───── Exercise input

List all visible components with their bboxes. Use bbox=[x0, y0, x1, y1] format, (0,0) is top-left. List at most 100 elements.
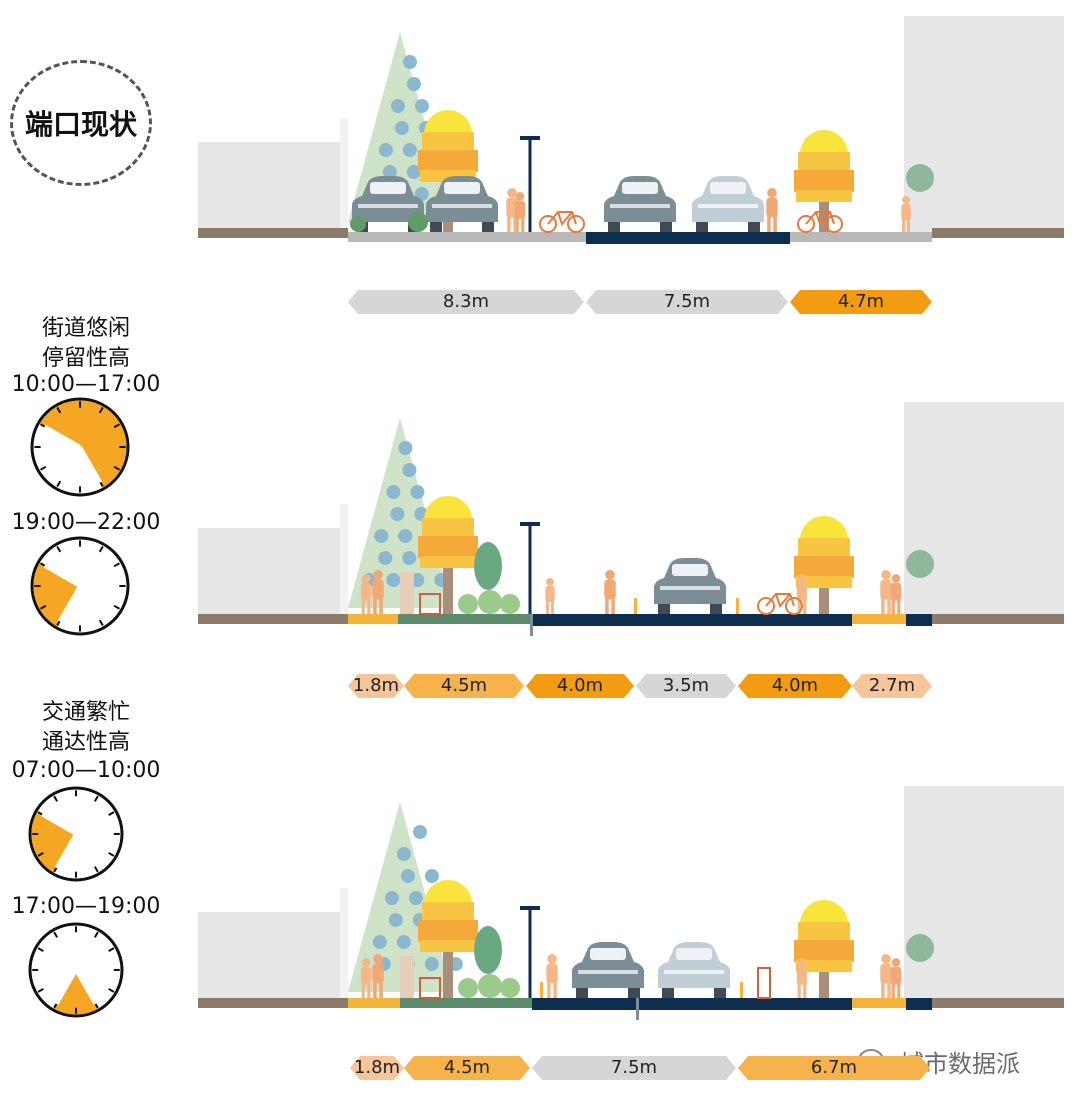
hedge-right bbox=[906, 164, 934, 192]
pedestrian-1-head bbox=[361, 574, 371, 583]
clock-2-1-tick bbox=[53, 795, 59, 802]
pine-tree-dot bbox=[400, 869, 415, 883]
clock-2-2-hand-from bbox=[74, 968, 98, 1005]
ground-left bbox=[198, 228, 348, 238]
pine-tree-dot bbox=[374, 529, 389, 543]
pedestrian-5-head bbox=[797, 574, 807, 583]
pedestrian-4-body bbox=[890, 582, 902, 601]
car-lane-1 bbox=[572, 942, 644, 998]
pine-tree-dot bbox=[378, 143, 393, 157]
yellow-tree-left-mid bbox=[422, 132, 474, 152]
width-bar-3-3 bbox=[532, 1056, 736, 1080]
bollard-2 bbox=[740, 982, 743, 998]
clock-2-1-hand-to bbox=[41, 812, 77, 836]
cyclist-2-head bbox=[605, 570, 615, 580]
pedestrian-2 bbox=[372, 954, 384, 998]
pedestrian-4-body bbox=[890, 966, 902, 985]
car-lane-wheel-l bbox=[658, 604, 670, 614]
clock-1-2-tick bbox=[98, 619, 104, 626]
car-lane-1 bbox=[604, 176, 676, 232]
pine-tree-dot bbox=[406, 165, 421, 179]
cyclist-1-body bbox=[545, 585, 555, 603]
pine-tree-dot bbox=[372, 935, 387, 949]
pedestrian-2-leg-l bbox=[515, 218, 519, 232]
section-3 bbox=[198, 786, 1064, 1020]
width-label-2-4: 3.5m bbox=[662, 675, 710, 696]
pedestrian-4 bbox=[890, 958, 902, 998]
pedestrian-5-body bbox=[796, 582, 808, 601]
yellow-tree-right-base bbox=[796, 960, 852, 972]
yellow-tree-right-trunk bbox=[819, 198, 829, 232]
pedestrian-2-head bbox=[373, 954, 383, 964]
pine-tree-dot bbox=[402, 551, 417, 565]
cyclist-1 bbox=[545, 578, 555, 614]
yellow-tree-left-trunk bbox=[443, 564, 453, 618]
pedestrian-2-leg-l bbox=[373, 598, 377, 614]
bicycle-2-wheel-front bbox=[825, 215, 843, 233]
clock-2-1-tick bbox=[108, 851, 115, 857]
yellow-tree-left-mid bbox=[422, 518, 474, 538]
clock-2-2-tick bbox=[53, 931, 59, 938]
bush-1 bbox=[458, 594, 478, 614]
clock-1-1 bbox=[30, 397, 130, 497]
bush-3 bbox=[500, 978, 520, 998]
road bbox=[586, 232, 790, 244]
bicycle-1-wheel-front bbox=[785, 597, 803, 615]
clock-1-2-tick bbox=[113, 604, 120, 610]
pedestrian-right-leg-l bbox=[902, 219, 905, 232]
yellow-tree-left-mid bbox=[422, 902, 474, 922]
bicycle-1-wheel-back bbox=[757, 597, 775, 615]
clock-1-2-tick bbox=[113, 562, 120, 568]
building-left-edge bbox=[340, 504, 348, 618]
pedestrian-3-body bbox=[880, 579, 892, 600]
clock-1-1-tick bbox=[56, 407, 62, 414]
pedestrian-1-leg-l bbox=[507, 216, 511, 232]
ground-left bbox=[198, 998, 348, 1008]
pedestrian-2-head bbox=[515, 192, 525, 201]
clock-1-1-tick bbox=[56, 480, 62, 487]
clock-1-1-hand-to bbox=[78, 445, 103, 484]
pedestrian-5-leg-r bbox=[803, 600, 807, 614]
pine-tree-dot bbox=[396, 847, 411, 861]
building-right bbox=[904, 402, 1064, 618]
clock-1-1-tick bbox=[98, 407, 104, 414]
bush-1 bbox=[350, 216, 366, 232]
clock-2-1-sector bbox=[31, 811, 77, 873]
pedestrian-3-leg-r bbox=[887, 982, 891, 998]
bush-3 bbox=[500, 594, 520, 614]
ground-right bbox=[932, 998, 1064, 1008]
yellow-tree-left bbox=[418, 880, 478, 1002]
pedestrian-3-leg-l bbox=[881, 982, 885, 998]
hedge-right bbox=[906, 934, 934, 962]
car-lane-1-wheel-l bbox=[576, 988, 588, 998]
cyclist-pedestrian bbox=[766, 188, 778, 232]
strip-left bbox=[348, 998, 400, 1008]
pedestrian-5-leg-l bbox=[797, 600, 801, 614]
width-bar-2-1 bbox=[348, 674, 404, 698]
yellow-tree-right-low bbox=[794, 170, 854, 192]
pedestrian-5 bbox=[796, 958, 808, 998]
width-label-3-3: 7.5m bbox=[610, 1057, 658, 1078]
curb-post bbox=[636, 998, 639, 1020]
clock-1-1-tick bbox=[113, 465, 120, 471]
green-tree bbox=[474, 542, 502, 590]
width-label-1-2: 7.5m bbox=[663, 291, 711, 312]
car-lane-1-grille bbox=[610, 204, 670, 208]
pedestrian-5-head bbox=[797, 958, 807, 967]
street-lamp-pole bbox=[528, 526, 532, 618]
street-lamp-head bbox=[520, 906, 540, 910]
width-bar-2-2 bbox=[404, 674, 524, 698]
street-lamp bbox=[520, 906, 540, 1002]
street-lamp bbox=[520, 522, 540, 618]
building-right bbox=[904, 786, 1064, 1002]
parked-car-2-grille bbox=[432, 204, 492, 208]
width-bar-2-5 bbox=[738, 674, 852, 698]
pine-tree-dot bbox=[398, 441, 413, 455]
pedestrian-4-head bbox=[891, 574, 901, 583]
pedestrian-1-leg-r bbox=[513, 216, 517, 232]
yellow-tree-right-mid bbox=[798, 152, 850, 172]
building-left bbox=[198, 912, 348, 1002]
bollard-1 bbox=[540, 982, 543, 998]
width-bar-2-3 bbox=[526, 674, 634, 698]
pedestrian-1-leg-l bbox=[361, 984, 365, 998]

──────────

Return all of the lines above verbatim, leaving out the picture.

### Exercise response
List all visible components with their bboxes. Use bbox=[x0, y0, x1, y1] format, (0,0) is top-left. List at most 100 elements.
hedge-right bbox=[906, 164, 934, 192]
pedestrian-1-head bbox=[361, 574, 371, 583]
clock-2-1-tick bbox=[53, 795, 59, 802]
pine-tree-dot bbox=[400, 869, 415, 883]
clock-2-2-hand-from bbox=[74, 968, 98, 1005]
ground-left bbox=[198, 228, 348, 238]
pine-tree-dot bbox=[374, 529, 389, 543]
pedestrian-5-head bbox=[797, 574, 807, 583]
pedestrian-4-body bbox=[890, 582, 902, 601]
car-lane-1 bbox=[572, 942, 644, 998]
pine-tree-dot bbox=[378, 143, 393, 157]
yellow-tree-left-mid bbox=[422, 132, 474, 152]
width-bar-3-3 bbox=[532, 1056, 736, 1080]
bollard-2 bbox=[740, 982, 743, 998]
clock-2-1-hand-to bbox=[41, 812, 77, 836]
cyclist-2-head bbox=[605, 570, 615, 580]
pedestrian-2 bbox=[372, 954, 384, 998]
pedestrian-4-body bbox=[890, 966, 902, 985]
car-lane-wheel-l bbox=[658, 604, 670, 614]
clock-1-2-tick bbox=[98, 619, 104, 626]
car-lane-1 bbox=[604, 176, 676, 232]
pine-tree-dot bbox=[406, 165, 421, 179]
cyclist-1-body bbox=[545, 585, 555, 603]
pine-tree-dot bbox=[372, 935, 387, 949]
pedestrian-2-leg-l bbox=[515, 218, 519, 232]
section-3 bbox=[198, 786, 1064, 1020]
width-label-2-4: 3.5m bbox=[662, 675, 710, 696]
pedestrian-4 bbox=[890, 958, 902, 998]
pedestrian-5-body bbox=[796, 582, 808, 601]
yellow-tree-right-base bbox=[796, 960, 852, 972]
yellow-tree-right-trunk bbox=[819, 198, 829, 232]
pedestrian-2-head bbox=[373, 954, 383, 964]
pine-tree-dot bbox=[402, 551, 417, 565]
cyclist-1 bbox=[545, 578, 555, 614]
yellow-tree-left-trunk bbox=[443, 564, 453, 618]
pedestrian-2-leg-l bbox=[373, 598, 377, 614]
bicycle-2-wheel-front bbox=[825, 215, 843, 233]
clock-2-1-tick bbox=[108, 851, 115, 857]
yellow-tree-left-mid bbox=[422, 518, 474, 538]
clock-2-2-tick bbox=[53, 931, 59, 938]
bush-1 bbox=[458, 594, 478, 614]
clock-1-1 bbox=[30, 397, 130, 497]
bush-3 bbox=[500, 978, 520, 998]
road bbox=[586, 232, 790, 244]
bicycle-1-wheel-front bbox=[785, 597, 803, 615]
clock-1-2-tick bbox=[113, 604, 120, 610]
pedestrian-right-leg-l bbox=[902, 219, 905, 232]
yellow-tree-left-mid bbox=[422, 902, 474, 922]
bicycle-1-wheel-back bbox=[757, 597, 775, 615]
clock-1-2-tick bbox=[113, 562, 120, 568]
building-left-edge bbox=[340, 504, 348, 618]
pedestrian-3-body bbox=[880, 579, 892, 600]
clock-1-1-tick bbox=[56, 407, 62, 414]
pedestrian-1-leg-l bbox=[507, 216, 511, 232]
ground-left bbox=[198, 998, 348, 1008]
pedestrian-2-head bbox=[515, 192, 525, 201]
clock-1-1-tick bbox=[56, 480, 62, 487]
clock-1-1-hand-to bbox=[78, 445, 103, 484]
pedestrian-5-leg-r bbox=[803, 600, 807, 614]
pine-tree-dot bbox=[396, 847, 411, 861]
building-right bbox=[904, 402, 1064, 618]
clock-1-1-tick bbox=[98, 407, 104, 414]
bush-1 bbox=[350, 216, 366, 232]
clock-2-1-sector bbox=[31, 811, 77, 873]
pedestrian-3-leg-r bbox=[887, 982, 891, 998]
bush-3 bbox=[500, 594, 520, 614]
ground-right bbox=[932, 998, 1064, 1008]
yellow-tree-left bbox=[418, 880, 478, 1002]
pedestrian-3-leg-l bbox=[881, 982, 885, 998]
hedge-right bbox=[906, 934, 934, 962]
car-lane-1-wheel-l bbox=[576, 988, 588, 998]
cyclist-pedestrian bbox=[766, 188, 778, 232]
strip-left bbox=[348, 998, 400, 1008]
pedestrian-5-leg-l bbox=[797, 600, 801, 614]
width-bar-2-1 bbox=[348, 674, 404, 698]
yellow-tree-right-low bbox=[794, 170, 854, 192]
pedestrian-5 bbox=[796, 958, 808, 998]
width-label-3-3: 7.5m bbox=[610, 1057, 658, 1078]
curb-post bbox=[636, 998, 639, 1020]
clock-1-1-tick bbox=[113, 465, 120, 471]
green-tree bbox=[474, 542, 502, 590]
width-label-1-2: 7.5m bbox=[663, 291, 711, 312]
car-lane-1-grille bbox=[610, 204, 670, 208]
pedestrian-5-head bbox=[797, 958, 807, 967]
street-lamp-pole bbox=[528, 526, 532, 618]
street-lamp-head bbox=[520, 906, 540, 910]
width-bar-2-2 bbox=[404, 674, 524, 698]
street-lamp bbox=[520, 906, 540, 1002]
street-lamp bbox=[520, 522, 540, 618]
building-right bbox=[904, 786, 1064, 1002]
parked-car-2-grille bbox=[432, 204, 492, 208]
width-bar-2-5 bbox=[738, 674, 852, 698]
pine-tree-dot bbox=[398, 441, 413, 455]
pedestrian-4-head bbox=[891, 574, 901, 583]
pedestrian-1-leg-r bbox=[513, 216, 517, 232]
yellow-tree-right-mid bbox=[798, 152, 850, 172]
building-left bbox=[198, 912, 348, 1002]
bollard-1 bbox=[540, 982, 543, 998]
width-bar-2-3 bbox=[526, 674, 634, 698]
pedestrian-1-leg-l bbox=[361, 984, 365, 998]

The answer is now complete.